### Data

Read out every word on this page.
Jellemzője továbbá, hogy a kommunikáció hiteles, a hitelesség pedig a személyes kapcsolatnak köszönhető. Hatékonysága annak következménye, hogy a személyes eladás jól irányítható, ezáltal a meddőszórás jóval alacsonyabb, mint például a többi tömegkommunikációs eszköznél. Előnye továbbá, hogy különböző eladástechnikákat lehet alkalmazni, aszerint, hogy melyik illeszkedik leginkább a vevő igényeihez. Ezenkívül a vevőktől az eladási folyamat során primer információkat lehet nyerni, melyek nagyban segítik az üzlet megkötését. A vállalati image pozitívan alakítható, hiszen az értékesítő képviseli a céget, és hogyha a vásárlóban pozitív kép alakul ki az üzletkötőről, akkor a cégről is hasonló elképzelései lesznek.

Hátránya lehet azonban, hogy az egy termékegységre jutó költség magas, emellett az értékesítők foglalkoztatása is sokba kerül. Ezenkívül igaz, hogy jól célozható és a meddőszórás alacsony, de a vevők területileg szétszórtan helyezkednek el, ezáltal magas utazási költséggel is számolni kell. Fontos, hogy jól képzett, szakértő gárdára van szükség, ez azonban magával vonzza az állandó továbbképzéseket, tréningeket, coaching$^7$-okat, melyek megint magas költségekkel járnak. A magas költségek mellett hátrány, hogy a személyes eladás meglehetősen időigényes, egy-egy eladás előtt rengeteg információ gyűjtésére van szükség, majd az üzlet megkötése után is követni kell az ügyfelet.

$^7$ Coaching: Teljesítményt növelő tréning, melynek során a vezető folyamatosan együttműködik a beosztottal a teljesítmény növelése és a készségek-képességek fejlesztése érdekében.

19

######

## Exercise task
Restate the whole listing exactly.

## Answer to this problem
Read out every word on this page.
Jellemzője továbbá, hogy a kommunikáció hiteles, a hitelesség pedig a személyes kapcsolatnak köszönhető. Hatékonysága annak következménye, hogy a személyes eladás jól irányítható, ezáltal a meddőszórás jóval alacsonyabb, mint például a többi tömegkommunikációs eszköznél. Előnye továbbá, hogy különböző eladástechnikákat lehet alkalmazni, aszerint, hogy melyik illeszkedik leginkább a vevő igényeihez. Ezenkívül a vevőktől az eladási folyamat során primer információkat lehet nyerni, melyek nagyban segítik az üzlet megkötését. A vállalati image pozitívan alakítható, hiszen az értékesítő képviseli a céget, és hogyha a vásárlóban pozitív kép alakul ki az üzletkötőről, akkor a cégről is hasonló elképzelései lesznek.

Hátránya lehet azonban, hogy az egy termékegységre jutó költség magas, emellett az értékesítők foglalkoztatása is sokba kerül. Ezenkívül igaz, hogy jól célozható és a meddőszórás alacsony, de a vevők területileg szétszórtan helyezkednek el, ezáltal magas utazási költséggel is számolni kell. Fontos, hogy jól képzett, szakértő gárdára van szükség, ez azonban magával vonzza az állandó továbbképzéseket, tréningeket, coaching$^7$-okat, melyek megint magas költségekkel járnak. A magas költségek mellett hátrány, hogy a személyes eladás meglehetősen időigényes, egy-egy eladás előtt rengeteg információ gyűjtésére van szükség, majd az üzlet megkötése után is követni kell az ügyfelet.

$^7$ Coaching: Teljesítményt növelő tréning, melynek során a vezető folyamatosan együttműködik a beosztottal a teljesítmény növelése és a készségek-képességek fejlesztése érdekében.

19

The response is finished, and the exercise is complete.